====== INFORMATION SUPPLIED

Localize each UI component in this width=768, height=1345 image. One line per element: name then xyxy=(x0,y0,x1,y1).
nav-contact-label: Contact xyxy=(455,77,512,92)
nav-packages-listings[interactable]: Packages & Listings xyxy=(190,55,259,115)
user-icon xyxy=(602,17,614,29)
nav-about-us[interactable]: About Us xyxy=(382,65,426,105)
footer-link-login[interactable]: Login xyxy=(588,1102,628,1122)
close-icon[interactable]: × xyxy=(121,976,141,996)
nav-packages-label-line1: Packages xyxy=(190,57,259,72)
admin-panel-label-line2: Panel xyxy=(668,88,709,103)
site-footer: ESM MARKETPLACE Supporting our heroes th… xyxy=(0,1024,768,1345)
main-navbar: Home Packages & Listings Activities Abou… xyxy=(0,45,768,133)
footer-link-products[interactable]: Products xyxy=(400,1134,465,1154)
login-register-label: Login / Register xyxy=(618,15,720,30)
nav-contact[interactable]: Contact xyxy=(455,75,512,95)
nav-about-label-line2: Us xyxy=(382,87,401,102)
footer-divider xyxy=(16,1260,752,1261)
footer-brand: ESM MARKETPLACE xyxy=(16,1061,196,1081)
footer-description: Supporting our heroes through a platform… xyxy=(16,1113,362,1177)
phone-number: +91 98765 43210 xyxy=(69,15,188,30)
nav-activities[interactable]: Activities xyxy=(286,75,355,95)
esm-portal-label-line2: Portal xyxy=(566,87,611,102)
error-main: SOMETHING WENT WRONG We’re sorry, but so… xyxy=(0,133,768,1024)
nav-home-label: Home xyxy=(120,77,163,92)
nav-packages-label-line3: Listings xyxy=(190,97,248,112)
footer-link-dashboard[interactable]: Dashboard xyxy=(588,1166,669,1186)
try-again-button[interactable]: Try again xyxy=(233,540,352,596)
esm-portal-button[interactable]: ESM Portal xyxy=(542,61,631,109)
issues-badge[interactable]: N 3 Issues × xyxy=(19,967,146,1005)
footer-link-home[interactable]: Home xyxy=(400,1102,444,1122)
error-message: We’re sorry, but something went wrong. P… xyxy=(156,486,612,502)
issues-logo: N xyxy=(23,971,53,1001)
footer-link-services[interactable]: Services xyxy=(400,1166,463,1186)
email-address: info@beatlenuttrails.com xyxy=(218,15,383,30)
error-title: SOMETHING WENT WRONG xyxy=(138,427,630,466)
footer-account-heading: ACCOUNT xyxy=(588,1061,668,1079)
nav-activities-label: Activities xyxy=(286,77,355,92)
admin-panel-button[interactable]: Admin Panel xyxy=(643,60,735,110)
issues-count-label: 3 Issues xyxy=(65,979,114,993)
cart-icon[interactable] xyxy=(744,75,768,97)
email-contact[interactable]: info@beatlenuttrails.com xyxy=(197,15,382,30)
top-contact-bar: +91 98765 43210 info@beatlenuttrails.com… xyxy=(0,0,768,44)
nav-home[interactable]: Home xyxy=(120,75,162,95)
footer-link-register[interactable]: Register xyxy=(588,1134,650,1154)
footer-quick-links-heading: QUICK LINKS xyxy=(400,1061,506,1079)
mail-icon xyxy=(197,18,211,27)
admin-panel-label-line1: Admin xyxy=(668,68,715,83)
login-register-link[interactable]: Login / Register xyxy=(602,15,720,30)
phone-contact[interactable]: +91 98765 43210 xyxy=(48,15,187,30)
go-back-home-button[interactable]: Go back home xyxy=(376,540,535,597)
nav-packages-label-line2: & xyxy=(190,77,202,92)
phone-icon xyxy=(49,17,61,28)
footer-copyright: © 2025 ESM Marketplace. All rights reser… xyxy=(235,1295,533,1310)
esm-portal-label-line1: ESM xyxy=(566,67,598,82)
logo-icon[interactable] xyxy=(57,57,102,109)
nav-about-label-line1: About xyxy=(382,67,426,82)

============

Swap "Try again" for "Retry" throughout the listing above, and reproduce it with nothing else altered.

Localize each UI component in this width=768, height=1345 image. One line per element: name then xyxy=(x0,y0,x1,y1).
nav-contact-label: Contact xyxy=(455,77,512,92)
nav-packages-listings[interactable]: Packages & Listings xyxy=(190,55,259,115)
user-icon xyxy=(602,17,614,29)
nav-about-us[interactable]: About Us xyxy=(382,65,426,105)
footer-link-login[interactable]: Login xyxy=(588,1102,628,1122)
close-icon[interactable]: × xyxy=(121,976,141,996)
nav-packages-label-line1: Packages xyxy=(190,57,259,72)
admin-panel-label-line2: Panel xyxy=(668,88,709,103)
site-footer: ESM MARKETPLACE Supporting our heroes th… xyxy=(0,1024,768,1345)
main-navbar: Home Packages & Listings Activities Abou… xyxy=(0,45,768,133)
footer-link-products[interactable]: Products xyxy=(400,1134,465,1154)
login-register-label: Login / Register xyxy=(618,15,720,30)
nav-contact[interactable]: Contact xyxy=(455,75,512,95)
nav-about-label-line2: Us xyxy=(382,87,401,102)
footer-divider xyxy=(16,1260,752,1261)
footer-brand: ESM MARKETPLACE xyxy=(16,1061,196,1081)
footer-description: Supporting our heroes through a platform… xyxy=(16,1113,362,1177)
phone-number: +91 98765 43210 xyxy=(69,15,188,30)
nav-activities[interactable]: Activities xyxy=(286,75,355,95)
esm-portal-label-line2: Portal xyxy=(566,87,611,102)
error-main: SOMETHING WENT WRONG We’re sorry, but so… xyxy=(0,133,768,1024)
nav-home-label: Home xyxy=(120,77,163,92)
nav-packages-label-line3: Listings xyxy=(190,97,248,112)
footer-link-dashboard[interactable]: Dashboard xyxy=(588,1166,669,1186)
try-again-button[interactable]: Retry xyxy=(233,540,352,596)
esm-portal-button[interactable]: ESM Portal xyxy=(542,61,631,109)
issues-badge[interactable]: N 3 Issues × xyxy=(19,967,146,1005)
footer-link-home[interactable]: Home xyxy=(400,1102,444,1122)
error-message: We’re sorry, but something went wrong. P… xyxy=(156,486,612,502)
issues-logo: N xyxy=(23,971,53,1001)
footer-link-services[interactable]: Services xyxy=(400,1166,463,1186)
email-address: info@beatlenuttrails.com xyxy=(218,15,383,30)
error-title: SOMETHING WENT WRONG xyxy=(138,427,630,466)
footer-account-heading: ACCOUNT xyxy=(588,1061,668,1079)
nav-activities-label: Activities xyxy=(286,77,355,92)
admin-panel-button[interactable]: Admin Panel xyxy=(643,60,735,110)
issues-count-label: 3 Issues xyxy=(65,979,114,993)
cart-icon[interactable] xyxy=(744,75,768,97)
email-contact[interactable]: info@beatlenuttrails.com xyxy=(197,15,382,30)
top-contact-bar: +91 98765 43210 info@beatlenuttrails.com… xyxy=(0,0,768,44)
nav-home[interactable]: Home xyxy=(120,75,162,95)
footer-link-register[interactable]: Register xyxy=(588,1134,650,1154)
footer-quick-links-heading: QUICK LINKS xyxy=(400,1061,506,1079)
mail-icon xyxy=(197,18,211,27)
admin-panel-label-line1: Admin xyxy=(668,68,715,83)
login-register-link[interactable]: Login / Register xyxy=(602,15,720,30)
phone-contact[interactable]: +91 98765 43210 xyxy=(48,15,187,30)
go-back-home-button[interactable]: Go back home xyxy=(376,540,535,597)
nav-packages-label-line2: & xyxy=(190,77,202,92)
phone-icon xyxy=(49,17,61,28)
footer-copyright: © 2025 ESM Marketplace. All rights reser… xyxy=(235,1295,533,1310)
esm-portal-label-line1: ESM xyxy=(566,67,598,82)
logo-icon[interactable] xyxy=(57,57,102,109)
nav-about-label-line1: About xyxy=(382,67,426,82)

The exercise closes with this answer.